→ Do this:
Set down each line of the data below exactly as it stands, dropping the pictures.
═════ Entries provided ═════
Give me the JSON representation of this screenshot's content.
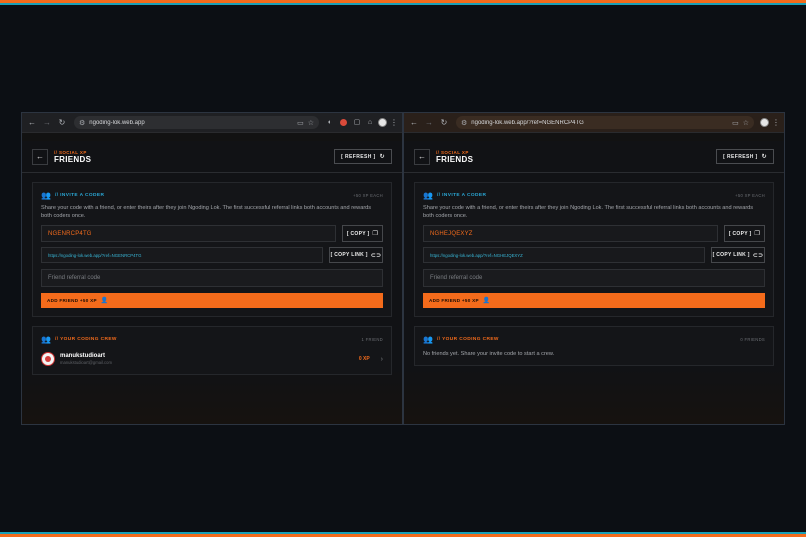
{
  "left": {
    "browser": {
      "url": "ngoding-lok.web.app"
    },
    "header": {
      "subtitle": "// SOCIAL XP",
      "title": "FRIENDS",
      "refresh_label": "[ REFRESH ]"
    },
    "invite": {
      "label": "// INVITE A CODER",
      "meta": "+50 XP EACH",
      "description": "Share your code with a friend, or enter theirs after they join Ngoding Lok. The first successful referral links both accounts and rewards both coders once.",
      "code": "NGENRCP4TG",
      "copy_label": "[ COPY ]",
      "link": "https://ngoding-lok.web.app/?ref=NGENRCP4TG",
      "copy_link_label": "[ COPY LINK ]",
      "referral_placeholder": "Friend referral code",
      "add_label": "ADD FRIEND +50 XP"
    },
    "crew": {
      "label": "// YOUR CODING CREW",
      "meta": "1 FRIEND",
      "friends": [
        {
          "name": "manukstudioart",
          "email": "manukstudioart@gmail.com",
          "xp": "0 XP"
        }
      ]
    }
  },
  "right": {
    "browser": {
      "url": "ngoding-lok.web.app/?ref=NGENRCP4TG"
    },
    "header": {
      "subtitle": "// SOCIAL XP",
      "title": "FRIENDS",
      "refresh_label": "[ REFRESH ]"
    },
    "invite": {
      "label": "// INVITE A CODER",
      "meta": "+50 XP EACH",
      "description": "Share your code with a friend, or enter theirs after they join Ngoding Lok. The first successful referral links both accounts and rewards both coders once.",
      "code": "NGHEJQEXYZ",
      "copy_label": "[ COPY ]",
      "link": "https://ngoding-lok.web.app/?ref=NGHEJQEXYZ",
      "copy_link_label": "[ COPY LINK ]",
      "referral_placeholder": "Friend referral code",
      "add_label": "ADD FRIEND +50 XP"
    },
    "crew": {
      "label": "// YOUR CODING CREW",
      "meta": "0 FRIENDS",
      "empty_text": "No friends yet. Share your invite code to start a crew."
    }
  },
  "colors": {
    "accent": "#f46b1b",
    "link": "#38b6d6",
    "background": "#0c0f14"
  }
}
═════
→ Written reply:
Give me the JSON representation of this screenshot's content.
{
  "left": {
    "browser": {
      "url": "ngoding-lok.web.app"
    },
    "header": {
      "subtitle": "// SOCIAL XP",
      "title": "FRIENDS",
      "refresh_label": "[ REFRESH ]"
    },
    "invite": {
      "label": "// INVITE A CODER",
      "meta": "+50 XP EACH",
      "description": "Share your code with a friend, or enter theirs after they join Ngoding Lok. The first successful referral links both accounts and rewards both coders once.",
      "code": "NGENRCP4TG",
      "copy_label": "[ COPY ]",
      "link": "https://ngoding-lok.web.app/?ref=NGENRCP4TG",
      "copy_link_label": "[ COPY LINK ]",
      "referral_placeholder": "Friend referral code",
      "add_label": "ADD FRIEND +50 XP"
    },
    "crew": {
      "label": "// YOUR CODING CREW",
      "meta": "1 FRIEND",
      "friends": [
        {
          "name": "manukstudioart",
          "email": "manukstudioart@gmail.com",
          "xp": "0 XP"
        }
      ]
    }
  },
  "right": {
    "browser": {
      "url": "ngoding-lok.web.app/?ref=NGENRCP4TG"
    },
    "header": {
      "subtitle": "// SOCIAL XP",
      "title": "FRIENDS",
      "refresh_label": "[ REFRESH ]"
    },
    "invite": {
      "label": "// INVITE A CODER",
      "meta": "+50 XP EACH",
      "description": "Share your code with a friend, or enter theirs after they join Ngoding Lok. The first successful referral links both accounts and rewards both coders once.",
      "code": "NGHEJQEXYZ",
      "copy_label": "[ COPY ]",
      "link": "https://ngoding-lok.web.app/?ref=NGHEJQEXYZ",
      "copy_link_label": "[ COPY LINK ]",
      "referral_placeholder": "Friend referral code",
      "add_label": "ADD FRIEND +50 XP"
    },
    "crew": {
      "label": "// YOUR CODING CREW",
      "meta": "0 FRIENDS",
      "empty_text": "No friends yet. Share your invite code to start a crew."
    }
  },
  "colors": {
    "accent": "#f46b1b",
    "link": "#38b6d6",
    "background": "#0c0f14"
  }
}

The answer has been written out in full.